◆ **Task directions**
Pick out each line with the word "value" from the material that follows.

(Data items)
· · ·

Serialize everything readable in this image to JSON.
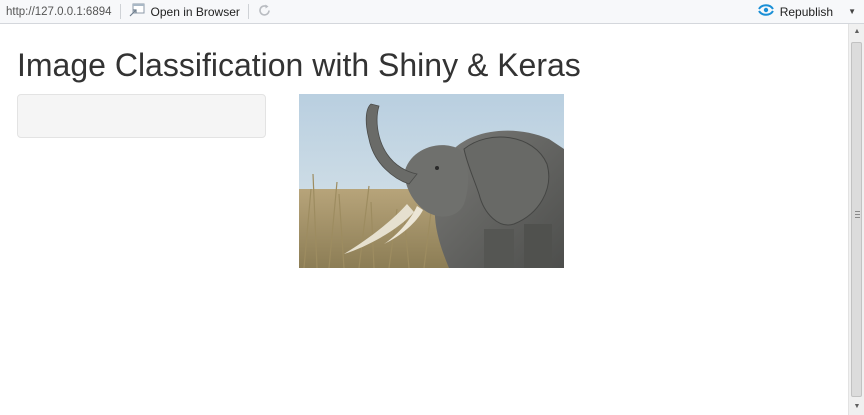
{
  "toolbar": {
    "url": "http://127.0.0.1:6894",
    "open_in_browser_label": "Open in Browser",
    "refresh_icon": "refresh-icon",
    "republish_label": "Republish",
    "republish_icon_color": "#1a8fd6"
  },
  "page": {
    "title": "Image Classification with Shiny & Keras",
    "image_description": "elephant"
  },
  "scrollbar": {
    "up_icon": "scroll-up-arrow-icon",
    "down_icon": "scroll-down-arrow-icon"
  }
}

· · ·

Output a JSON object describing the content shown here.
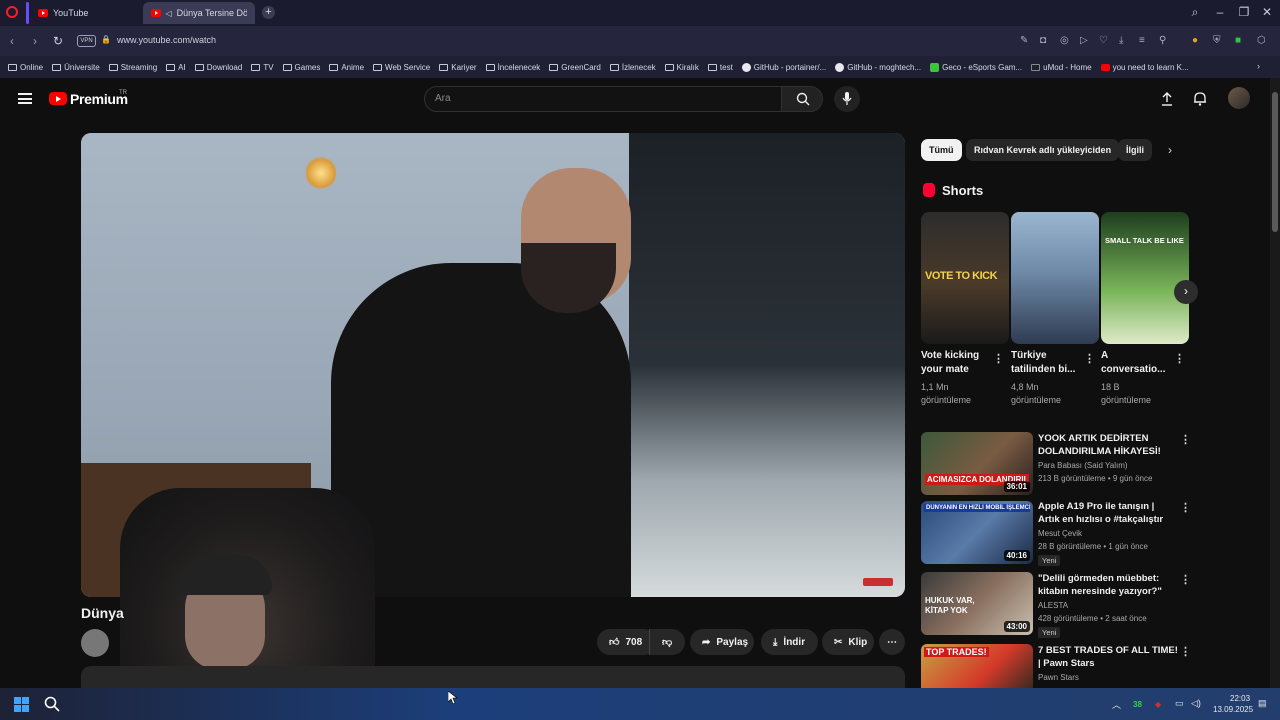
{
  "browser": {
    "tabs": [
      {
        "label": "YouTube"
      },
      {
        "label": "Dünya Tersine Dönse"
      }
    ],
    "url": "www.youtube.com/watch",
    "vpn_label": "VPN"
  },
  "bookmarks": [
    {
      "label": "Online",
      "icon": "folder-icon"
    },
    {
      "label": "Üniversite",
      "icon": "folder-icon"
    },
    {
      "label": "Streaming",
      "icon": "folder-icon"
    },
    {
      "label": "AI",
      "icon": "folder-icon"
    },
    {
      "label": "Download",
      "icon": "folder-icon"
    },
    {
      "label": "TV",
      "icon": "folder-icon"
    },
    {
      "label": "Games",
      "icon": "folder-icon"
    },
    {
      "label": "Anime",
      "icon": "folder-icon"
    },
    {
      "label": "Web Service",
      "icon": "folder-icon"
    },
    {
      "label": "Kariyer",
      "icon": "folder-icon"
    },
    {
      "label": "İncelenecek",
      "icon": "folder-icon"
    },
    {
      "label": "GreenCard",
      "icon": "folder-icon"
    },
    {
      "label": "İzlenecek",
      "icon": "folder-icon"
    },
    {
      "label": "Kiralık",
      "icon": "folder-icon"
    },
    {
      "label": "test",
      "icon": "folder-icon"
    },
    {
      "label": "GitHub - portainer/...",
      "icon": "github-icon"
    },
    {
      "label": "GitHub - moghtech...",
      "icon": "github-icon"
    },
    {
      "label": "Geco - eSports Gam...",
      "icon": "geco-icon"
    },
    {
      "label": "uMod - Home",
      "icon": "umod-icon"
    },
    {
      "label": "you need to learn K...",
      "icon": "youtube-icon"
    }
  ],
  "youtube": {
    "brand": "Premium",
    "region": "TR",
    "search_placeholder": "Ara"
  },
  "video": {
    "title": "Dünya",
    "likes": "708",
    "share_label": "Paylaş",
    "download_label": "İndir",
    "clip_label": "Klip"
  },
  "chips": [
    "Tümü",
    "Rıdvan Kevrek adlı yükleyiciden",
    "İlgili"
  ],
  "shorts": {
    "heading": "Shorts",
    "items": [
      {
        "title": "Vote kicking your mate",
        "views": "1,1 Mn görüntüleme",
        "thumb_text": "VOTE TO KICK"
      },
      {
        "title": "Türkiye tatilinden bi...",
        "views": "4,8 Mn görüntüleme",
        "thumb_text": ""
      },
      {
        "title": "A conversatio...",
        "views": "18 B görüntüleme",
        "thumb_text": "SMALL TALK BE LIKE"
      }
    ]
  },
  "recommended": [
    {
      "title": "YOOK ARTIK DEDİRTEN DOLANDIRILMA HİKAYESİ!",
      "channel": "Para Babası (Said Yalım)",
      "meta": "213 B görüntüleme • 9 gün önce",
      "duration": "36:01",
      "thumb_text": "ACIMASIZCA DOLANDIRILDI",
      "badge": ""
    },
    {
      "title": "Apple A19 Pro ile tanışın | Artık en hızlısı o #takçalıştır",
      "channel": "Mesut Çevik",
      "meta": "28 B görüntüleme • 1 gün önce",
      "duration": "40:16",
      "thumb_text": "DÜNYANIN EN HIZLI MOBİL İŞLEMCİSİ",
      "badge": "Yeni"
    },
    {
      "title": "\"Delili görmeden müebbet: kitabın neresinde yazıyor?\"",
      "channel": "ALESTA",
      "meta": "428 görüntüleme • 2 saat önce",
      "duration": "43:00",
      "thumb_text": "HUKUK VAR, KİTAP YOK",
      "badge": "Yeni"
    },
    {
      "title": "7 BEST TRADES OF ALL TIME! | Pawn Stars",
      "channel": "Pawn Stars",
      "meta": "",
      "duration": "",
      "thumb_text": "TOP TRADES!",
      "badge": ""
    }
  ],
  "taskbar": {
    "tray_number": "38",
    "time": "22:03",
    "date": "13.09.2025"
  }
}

· · ·

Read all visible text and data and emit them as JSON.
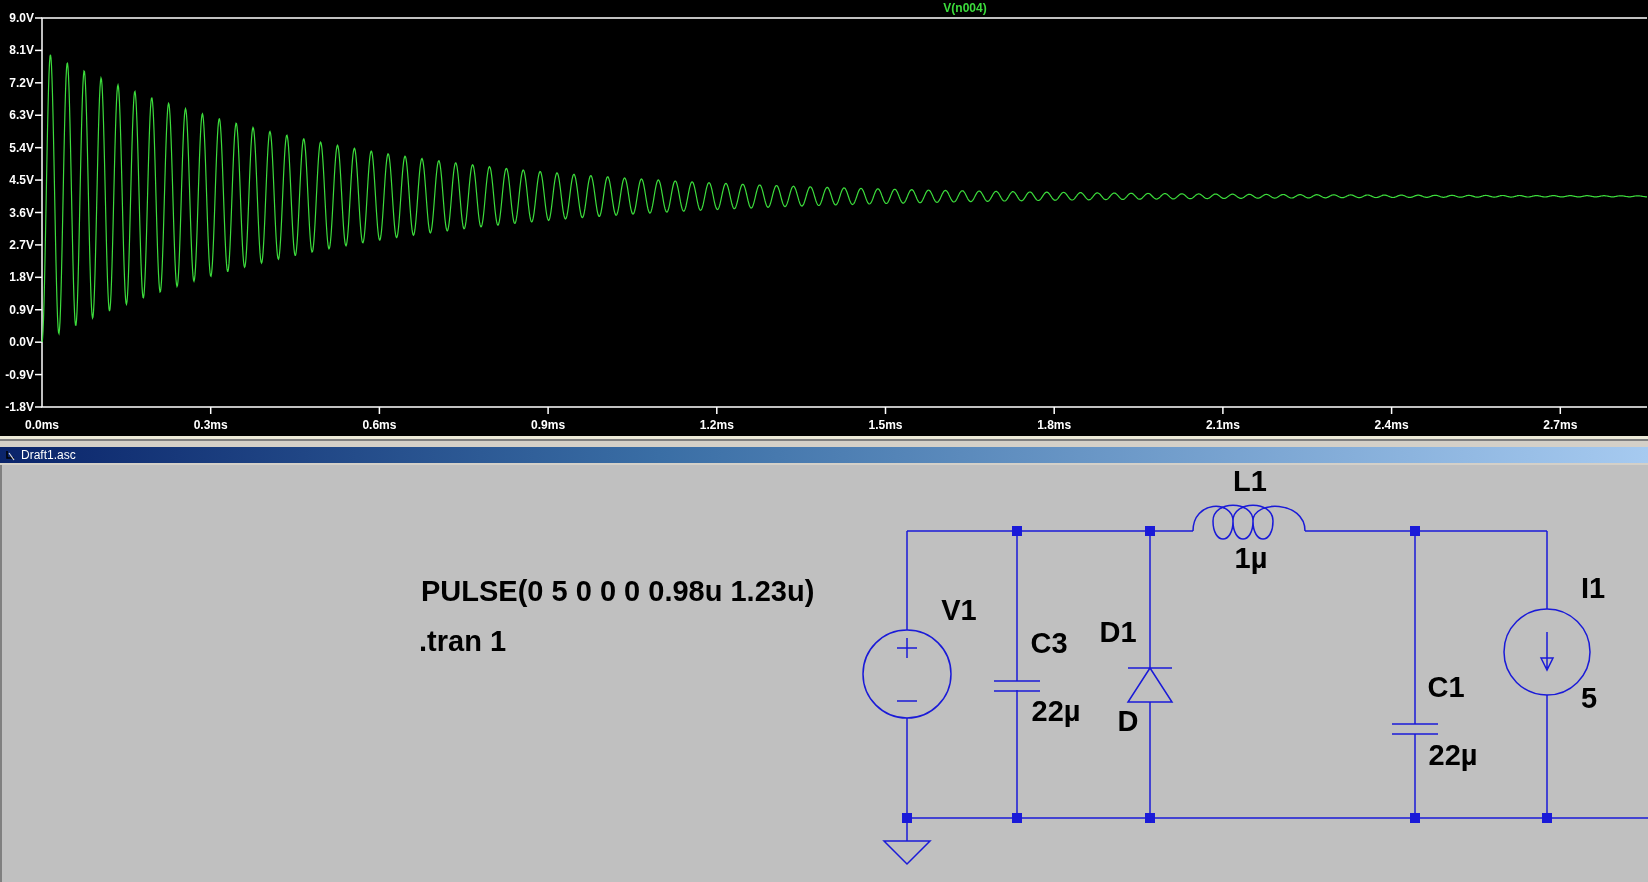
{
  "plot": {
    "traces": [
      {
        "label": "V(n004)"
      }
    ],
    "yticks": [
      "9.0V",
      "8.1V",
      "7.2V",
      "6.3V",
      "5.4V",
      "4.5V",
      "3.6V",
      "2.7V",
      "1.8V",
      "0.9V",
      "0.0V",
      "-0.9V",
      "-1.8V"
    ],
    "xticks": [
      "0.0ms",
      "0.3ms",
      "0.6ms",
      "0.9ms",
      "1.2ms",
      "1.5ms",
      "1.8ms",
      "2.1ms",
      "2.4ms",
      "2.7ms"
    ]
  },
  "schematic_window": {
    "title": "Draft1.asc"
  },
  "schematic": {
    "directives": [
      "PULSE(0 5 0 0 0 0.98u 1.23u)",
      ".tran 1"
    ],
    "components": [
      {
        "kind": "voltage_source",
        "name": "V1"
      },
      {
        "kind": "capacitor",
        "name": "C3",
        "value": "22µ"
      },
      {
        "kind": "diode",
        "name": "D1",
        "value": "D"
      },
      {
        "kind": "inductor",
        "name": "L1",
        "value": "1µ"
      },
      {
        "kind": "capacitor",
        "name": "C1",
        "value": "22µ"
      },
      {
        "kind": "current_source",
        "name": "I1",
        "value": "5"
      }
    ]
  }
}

· · ·

◆ **Response for this exercise**
        "value": "22µ"
        "value": "D"
        "value": "1µ"
        "value": "22µ"
        "value": "5"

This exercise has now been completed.